* _Instruction_:
Word for word, copy all the data and drop the pictures.

* _Records supplied_:
START
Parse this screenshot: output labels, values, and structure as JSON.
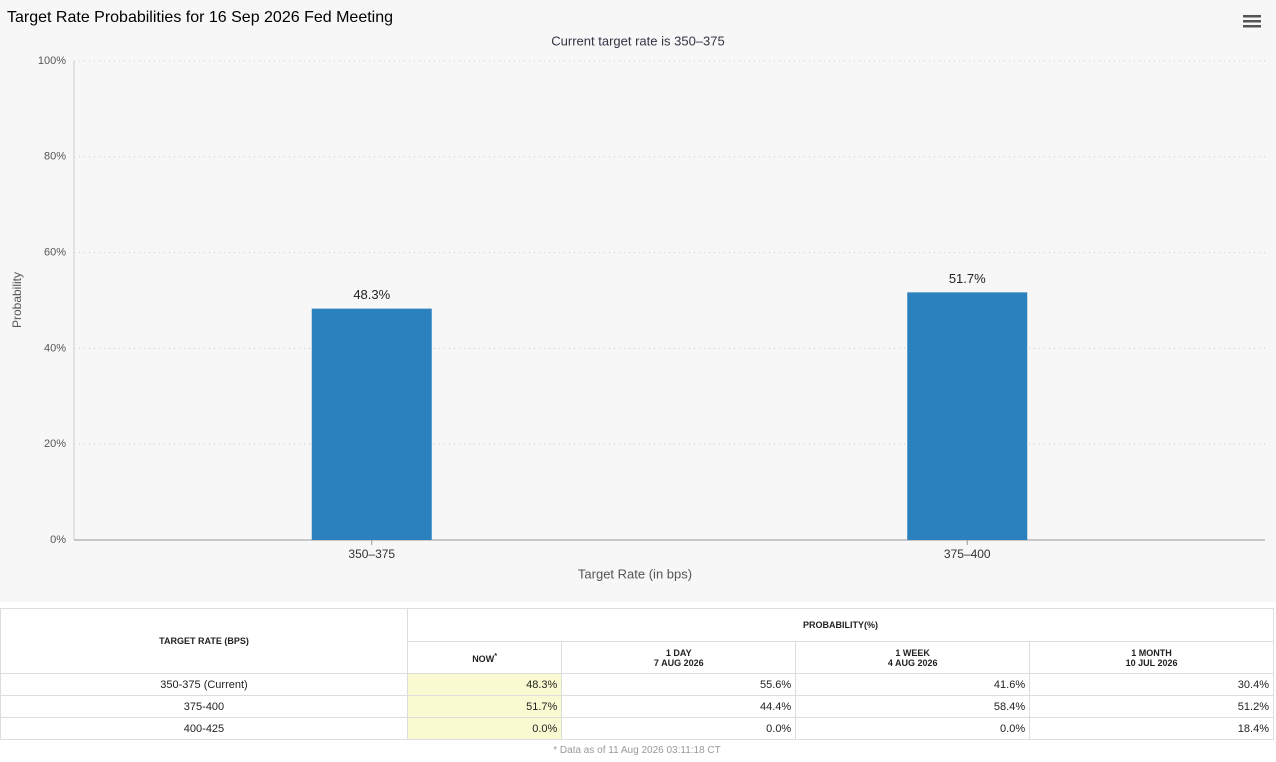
{
  "chart_data": {
    "type": "bar",
    "title": "Target Rate Probabilities for 16 Sep 2026 Fed Meeting",
    "subtitle": "Current target rate is 350–375",
    "x_label": "Target Rate (in bps)",
    "y_label": "Probability",
    "categories": [
      "350–375",
      "375–400"
    ],
    "values": [
      48.3,
      51.7
    ],
    "value_labels": [
      "48.3%",
      "51.7%"
    ],
    "color": "#2a81bd",
    "ylim": [
      0,
      100
    ],
    "yticks": [
      {
        "value": 0,
        "label": "0%"
      },
      {
        "value": 20,
        "label": "20%"
      },
      {
        "value": 40,
        "label": "40%"
      },
      {
        "value": 60,
        "label": "60%"
      },
      {
        "value": 80,
        "label": "80%"
      },
      {
        "value": 100,
        "label": "100%"
      }
    ],
    "grid": true
  },
  "table": {
    "row_header": "TARGET RATE (BPS)",
    "group_header": "PROBABILITY(%)",
    "columns": [
      {
        "label": "NOW",
        "mark": "*"
      },
      {
        "label": "1 DAY",
        "date": "7 AUG 2026"
      },
      {
        "label": "1 WEEK",
        "date": "4 AUG 2026"
      },
      {
        "label": "1 MONTH",
        "date": "10 JUL 2026"
      }
    ],
    "rows": [
      [
        "350-375 (Current)",
        "48.3%",
        "55.6%",
        "41.6%",
        "30.4%"
      ],
      [
        "375-400",
        "51.7%",
        "44.4%",
        "58.4%",
        "51.2%"
      ],
      [
        "400-425",
        "0.0%",
        "0.0%",
        "0.0%",
        "18.4%"
      ]
    ],
    "footnote": "* Data as of 11 Aug 2026 03:11:18 CT"
  }
}
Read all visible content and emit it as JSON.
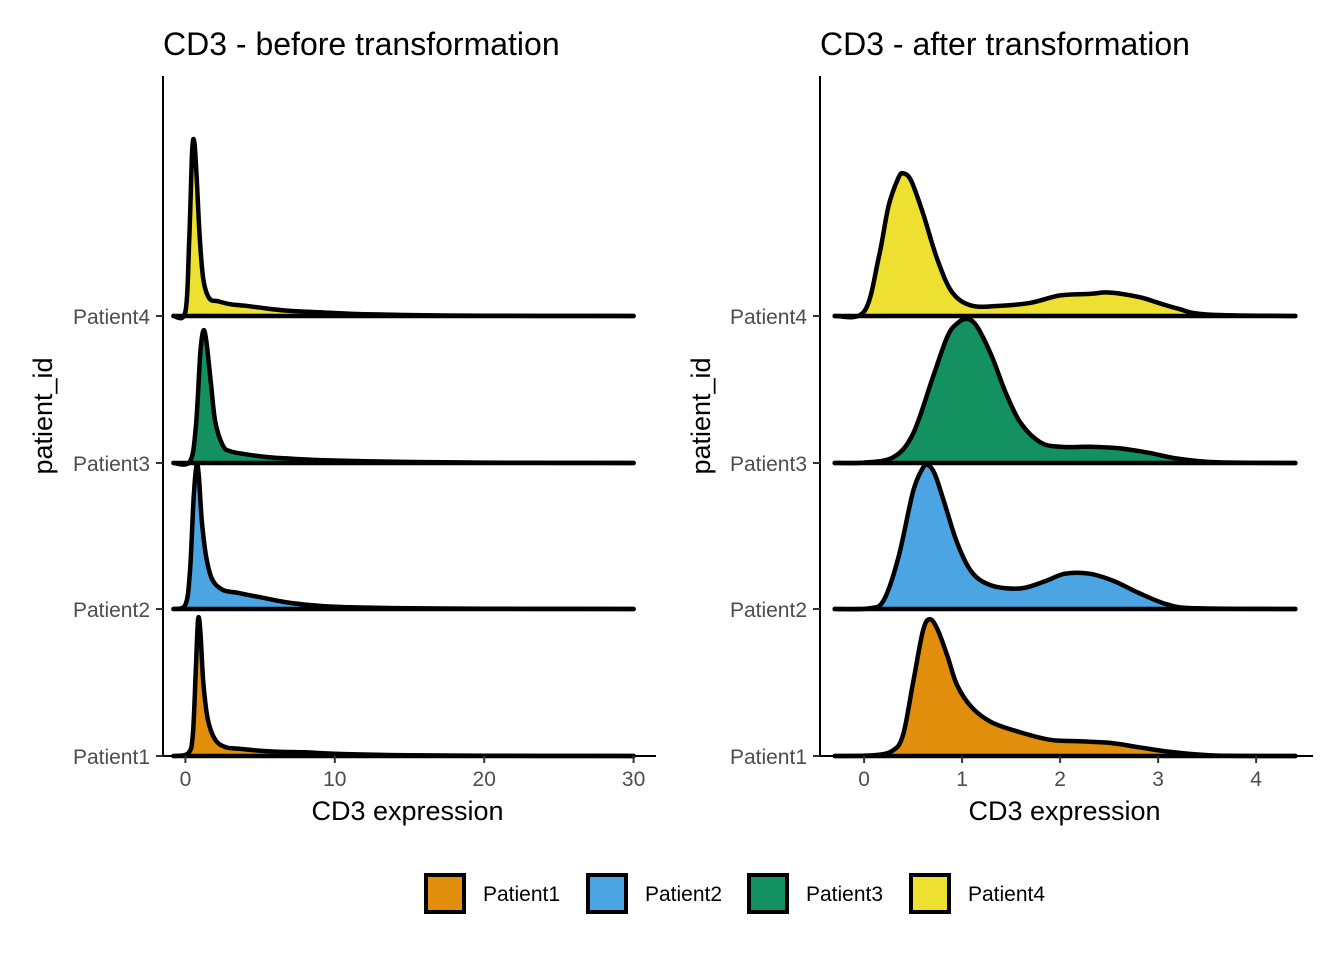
{
  "chart_data": [
    {
      "type": "ridgeline",
      "title": "CD3 - before transformation",
      "xlabel": "CD3 expression",
      "ylabel": "patient_id",
      "xlim": [
        -1.5,
        31.5
      ],
      "xticks": [
        0,
        10,
        20,
        30
      ],
      "categories": [
        "Patient1",
        "Patient2",
        "Patient3",
        "Patient4"
      ],
      "series": [
        {
          "name": "Patient1",
          "x": [
            -0.8,
            0.2,
            0.5,
            0.7,
            0.85,
            1.0,
            1.2,
            1.5,
            2.0,
            2.7,
            3.5,
            4.5,
            6,
            8,
            10,
            14,
            20,
            25,
            30
          ],
          "density": [
            0,
            0.02,
            0.15,
            0.6,
            0.93,
            0.85,
            0.5,
            0.25,
            0.11,
            0.06,
            0.05,
            0.04,
            0.03,
            0.025,
            0.015,
            0.006,
            0.002,
            0.001,
            0
          ]
        },
        {
          "name": "Patient2",
          "x": [
            -0.8,
            0.0,
            0.3,
            0.55,
            0.75,
            0.9,
            1.1,
            1.4,
            1.8,
            2.5,
            3.5,
            5.0,
            6.5,
            8.0,
            10,
            14,
            20,
            25,
            30
          ],
          "density": [
            0,
            0.03,
            0.25,
            0.75,
            0.98,
            0.9,
            0.6,
            0.35,
            0.2,
            0.13,
            0.11,
            0.08,
            0.05,
            0.03,
            0.015,
            0.006,
            0.002,
            0.001,
            0
          ]
        },
        {
          "name": "Patient3",
          "x": [
            -0.8,
            0.3,
            0.7,
            1.0,
            1.2,
            1.4,
            1.7,
            2.0,
            2.5,
            3.0,
            4.0,
            5.5,
            7,
            9,
            12,
            16,
            20,
            25,
            30
          ],
          "density": [
            0,
            0.01,
            0.25,
            0.75,
            0.9,
            0.83,
            0.55,
            0.28,
            0.12,
            0.08,
            0.06,
            0.04,
            0.03,
            0.02,
            0.012,
            0.006,
            0.003,
            0.001,
            0
          ]
        },
        {
          "name": "Patient4",
          "x": [
            -0.8,
            0.0,
            0.25,
            0.45,
            0.6,
            0.75,
            0.95,
            1.2,
            1.6,
            2.2,
            3.0,
            4.0,
            5.5,
            7,
            9,
            12,
            16,
            20,
            25,
            30
          ],
          "density": [
            0,
            0.03,
            0.5,
            1.12,
            1.18,
            0.95,
            0.55,
            0.25,
            0.12,
            0.1,
            0.08,
            0.07,
            0.05,
            0.035,
            0.025,
            0.012,
            0.005,
            0.002,
            0.001,
            0
          ]
        }
      ]
    },
    {
      "type": "ridgeline",
      "title": "CD3 - after transformation",
      "xlabel": "CD3 expression",
      "ylabel": "patient_id",
      "xlim": [
        -0.45,
        4.58
      ],
      "xticks": [
        0,
        1,
        2,
        3,
        4
      ],
      "categories": [
        "Patient1",
        "Patient2",
        "Patient3",
        "Patient4"
      ],
      "series": [
        {
          "name": "Patient1",
          "x": [
            -0.3,
            0.1,
            0.3,
            0.4,
            0.5,
            0.6,
            0.67,
            0.75,
            0.85,
            0.95,
            1.1,
            1.3,
            1.6,
            1.9,
            2.2,
            2.5,
            2.8,
            3.1,
            3.5,
            3.8,
            4.4
          ],
          "density": [
            0,
            0.005,
            0.04,
            0.15,
            0.5,
            0.85,
            0.93,
            0.86,
            0.68,
            0.48,
            0.33,
            0.23,
            0.16,
            0.11,
            0.1,
            0.09,
            0.06,
            0.03,
            0.006,
            0.001,
            0
          ]
        },
        {
          "name": "Patient2",
          "x": [
            -0.3,
            0.05,
            0.2,
            0.35,
            0.5,
            0.6,
            0.65,
            0.72,
            0.82,
            0.95,
            1.1,
            1.3,
            1.6,
            1.85,
            2.05,
            2.3,
            2.55,
            2.8,
            3.1,
            3.4,
            4.4
          ],
          "density": [
            0,
            0.004,
            0.06,
            0.35,
            0.8,
            0.96,
            0.98,
            0.92,
            0.72,
            0.45,
            0.25,
            0.16,
            0.14,
            0.19,
            0.24,
            0.24,
            0.19,
            0.11,
            0.03,
            0.005,
            0
          ]
        },
        {
          "name": "Patient3",
          "x": [
            -0.3,
            0.0,
            0.3,
            0.5,
            0.7,
            0.85,
            0.95,
            1.05,
            1.15,
            1.3,
            1.45,
            1.6,
            1.8,
            2.0,
            2.3,
            2.6,
            2.9,
            3.2,
            3.6,
            4.4
          ],
          "density": [
            0,
            0.003,
            0.04,
            0.2,
            0.58,
            0.86,
            0.95,
            0.98,
            0.93,
            0.73,
            0.47,
            0.27,
            0.14,
            0.11,
            0.11,
            0.1,
            0.07,
            0.03,
            0.005,
            0
          ]
        },
        {
          "name": "Patient4",
          "x": [
            -0.3,
            0.0,
            0.15,
            0.25,
            0.35,
            0.4,
            0.48,
            0.6,
            0.75,
            0.9,
            1.1,
            1.4,
            1.7,
            2.0,
            2.3,
            2.5,
            2.8,
            3.0,
            3.2,
            3.5,
            4.4
          ],
          "density": [
            0,
            0.03,
            0.4,
            0.75,
            0.94,
            0.97,
            0.92,
            0.7,
            0.38,
            0.16,
            0.07,
            0.07,
            0.09,
            0.14,
            0.15,
            0.16,
            0.13,
            0.09,
            0.05,
            0.01,
            0
          ]
        }
      ]
    }
  ],
  "legend": {
    "position": "bottom",
    "items": [
      {
        "label": "Patient1",
        "color": "#E08E0B"
      },
      {
        "label": "Patient2",
        "color": "#4CA5E3"
      },
      {
        "label": "Patient3",
        "color": "#149160"
      },
      {
        "label": "Patient4",
        "color": "#EDE030"
      }
    ]
  }
}
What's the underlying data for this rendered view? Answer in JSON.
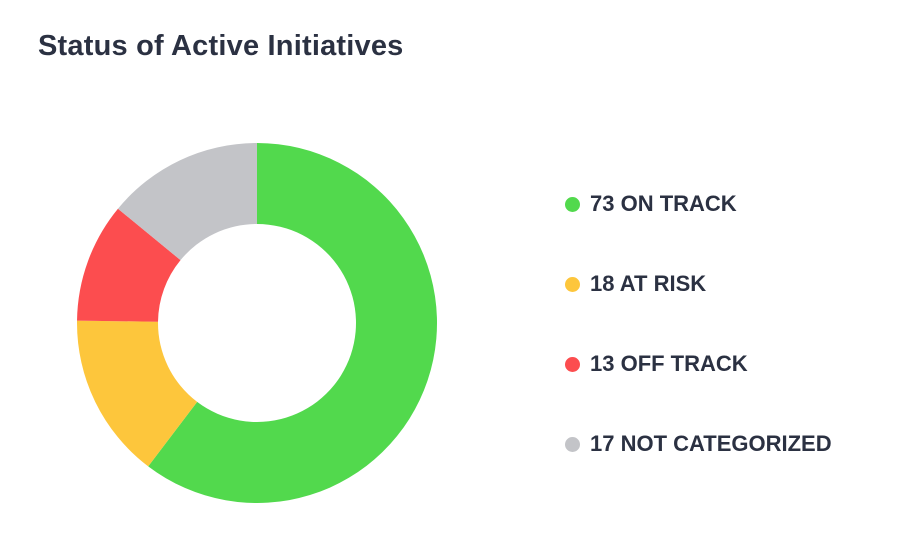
END
* _Result_:
Parse this screenshot: output labels, values, and structure as JSON.
{
  "chart_data": {
    "type": "bar",
    "title": "Target Rate Probabilities for 16 Sep 2026 Fed Meeting",
    "subtitle": "Current target rate is 350–375",
    "x_label": "Target Rate (in bps)",
    "y_label": "Probability",
    "categories": [
      "350–375",
      "375–400"
    ],
    "values": [
      48.3,
      51.7
    ],
    "value_labels": [
      "48.3%",
      "51.7%"
    ],
    "color": "#2a81bd",
    "ylim": [
      0,
      100
    ],
    "yticks": [
      {
        "value": 0,
        "label": "0%"
      },
      {
        "value": 20,
        "label": "20%"
      },
      {
        "value": 40,
        "label": "40%"
      },
      {
        "value": 60,
        "label": "60%"
      },
      {
        "value": 80,
        "label": "80%"
      },
      {
        "value": 100,
        "label": "100%"
      }
    ],
    "grid": true
  },
  "table": {
    "row_header": "TARGET RATE (BPS)",
    "group_header": "PROBABILITY(%)",
    "columns": [
      {
        "label": "NOW",
        "mark": "*"
      },
      {
        "label": "1 DAY",
        "date": "7 AUG 2026"
      },
      {
        "label": "1 WEEK",
        "date": "4 AUG 2026"
      },
      {
        "label": "1 MONTH",
        "date": "10 JUL 2026"
      }
    ],
    "rows": [
      [
        "350-375 (Current)",
        "48.3%",
        "55.6%",
        "41.6%",
        "30.4%"
      ],
      [
        "375-400",
        "51.7%",
        "44.4%",
        "58.4%",
        "51.2%"
      ],
      [
        "400-425",
        "0.0%",
        "0.0%",
        "0.0%",
        "18.4%"
      ]
    ],
    "footnote": "* Data as of 11 Aug 2026 03:11:18 CT"
  }
}
Read all visible content and emit it as JSON.
{
  "chart_data": [
    {
      "type": "ridgeline",
      "title": "CD3 - before transformation",
      "xlabel": "CD3 expression",
      "ylabel": "patient_id",
      "xlim": [
        -1.5,
        31.5
      ],
      "xticks": [
        0,
        10,
        20,
        30
      ],
      "categories": [
        "Patient1",
        "Patient2",
        "Patient3",
        "Patient4"
      ],
      "series": [
        {
          "name": "Patient1",
          "x": [
            -0.8,
            0.2,
            0.5,
            0.7,
            0.85,
            1.0,
            1.2,
            1.5,
            2.0,
            2.7,
            3.5,
            4.5,
            6,
            8,
            10,
            14,
            20,
            25,
            30
          ],
          "density": [
            0,
            0.02,
            0.15,
            0.6,
            0.93,
            0.85,
            0.5,
            0.25,
            0.11,
            0.06,
            0.05,
            0.04,
            0.03,
            0.025,
            0.015,
            0.006,
            0.002,
            0.001,
            0
          ]
        },
        {
          "name": "Patient2",
          "x": [
            -0.8,
            0.0,
            0.3,
            0.55,
            0.75,
            0.9,
            1.1,
            1.4,
            1.8,
            2.5,
            3.5,
            5.0,
            6.5,
            8.0,
            10,
            14,
            20,
            25,
            30
          ],
          "density": [
            0,
            0.03,
            0.25,
            0.75,
            0.98,
            0.9,
            0.6,
            0.35,
            0.2,
            0.13,
            0.11,
            0.08,
            0.05,
            0.03,
            0.015,
            0.006,
            0.002,
            0.001,
            0
          ]
        },
        {
          "name": "Patient3",
          "x": [
            -0.8,
            0.3,
            0.7,
            1.0,
            1.2,
            1.4,
            1.7,
            2.0,
            2.5,
            3.0,
            4.0,
            5.5,
            7,
            9,
            12,
            16,
            20,
            25,
            30
          ],
          "density": [
            0,
            0.01,
            0.25,
            0.75,
            0.9,
            0.83,
            0.55,
            0.28,
            0.12,
            0.08,
            0.06,
            0.04,
            0.03,
            0.02,
            0.012,
            0.006,
            0.003,
            0.001,
            0
          ]
        },
        {
          "name": "Patient4",
          "x": [
            -0.8,
            0.0,
            0.25,
            0.45,
            0.6,
            0.75,
            0.95,
            1.2,
            1.6,
            2.2,
            3.0,
            4.0,
            5.5,
            7,
            9,
            12,
            16,
            20,
            25,
            30
          ],
          "density": [
            0,
            0.03,
            0.5,
            1.12,
            1.18,
            0.95,
            0.55,
            0.25,
            0.12,
            0.1,
            0.08,
            0.07,
            0.05,
            0.035,
            0.025,
            0.012,
            0.005,
            0.002,
            0.001,
            0
          ]
        }
      ]
    },
    {
      "type": "ridgeline",
      "title": "CD3 - after transformation",
      "xlabel": "CD3 expression",
      "ylabel": "patient_id",
      "xlim": [
        -0.45,
        4.58
      ],
      "xticks": [
        0,
        1,
        2,
        3,
        4
      ],
      "categories": [
        "Patient1",
        "Patient2",
        "Patient3",
        "Patient4"
      ],
      "series": [
        {
          "name": "Patient1",
          "x": [
            -0.3,
            0.1,
            0.3,
            0.4,
            0.5,
            0.6,
            0.67,
            0.75,
            0.85,
            0.95,
            1.1,
            1.3,
            1.6,
            1.9,
            2.2,
            2.5,
            2.8,
            3.1,
            3.5,
            3.8,
            4.4
          ],
          "density": [
            0,
            0.005,
            0.04,
            0.15,
            0.5,
            0.85,
            0.93,
            0.86,
            0.68,
            0.48,
            0.33,
            0.23,
            0.16,
            0.11,
            0.1,
            0.09,
            0.06,
            0.03,
            0.006,
            0.001,
            0
          ]
        },
        {
          "name": "Patient2",
          "x": [
            -0.3,
            0.05,
            0.2,
            0.35,
            0.5,
            0.6,
            0.65,
            0.72,
            0.82,
            0.95,
            1.1,
            1.3,
            1.6,
            1.85,
            2.05,
            2.3,
            2.55,
            2.8,
            3.1,
            3.4,
            4.4
          ],
          "density": [
            0,
            0.004,
            0.06,
            0.35,
            0.8,
            0.96,
            0.98,
            0.92,
            0.72,
            0.45,
            0.25,
            0.16,
            0.14,
            0.19,
            0.24,
            0.24,
            0.19,
            0.11,
            0.03,
            0.005,
            0
          ]
        },
        {
          "name": "Patient3",
          "x": [
            -0.3,
            0.0,
            0.3,
            0.5,
            0.7,
            0.85,
            0.95,
            1.05,
            1.15,
            1.3,
            1.45,
            1.6,
            1.8,
            2.0,
            2.3,
            2.6,
            2.9,
            3.2,
            3.6,
            4.4
          ],
          "density": [
            0,
            0.003,
            0.04,
            0.2,
            0.58,
            0.86,
            0.95,
            0.98,
            0.93,
            0.73,
            0.47,
            0.27,
            0.14,
            0.11,
            0.11,
            0.1,
            0.07,
            0.03,
            0.005,
            0
          ]
        },
        {
          "name": "Patient4",
          "x": [
            -0.3,
            0.0,
            0.15,
            0.25,
            0.35,
            0.4,
            0.48,
            0.6,
            0.75,
            0.9,
            1.1,
            1.4,
            1.7,
            2.0,
            2.3,
            2.5,
            2.8,
            3.0,
            3.2,
            3.5,
            4.4
          ],
          "density": [
            0,
            0.03,
            0.4,
            0.75,
            0.94,
            0.97,
            0.92,
            0.7,
            0.38,
            0.16,
            0.07,
            0.07,
            0.09,
            0.14,
            0.15,
            0.16,
            0.13,
            0.09,
            0.05,
            0.01,
            0
          ]
        }
      ]
    }
  ],
  "legend": {
    "position": "bottom",
    "items": [
      {
        "label": "Patient1",
        "color": "#E08E0B"
      },
      {
        "label": "Patient2",
        "color": "#4CA5E3"
      },
      {
        "label": "Patient3",
        "color": "#149160"
      },
      {
        "label": "Patient4",
        "color": "#EDE030"
      }
    ]
  }
}
What's the underlying data for this rendered view? Answer in JSON.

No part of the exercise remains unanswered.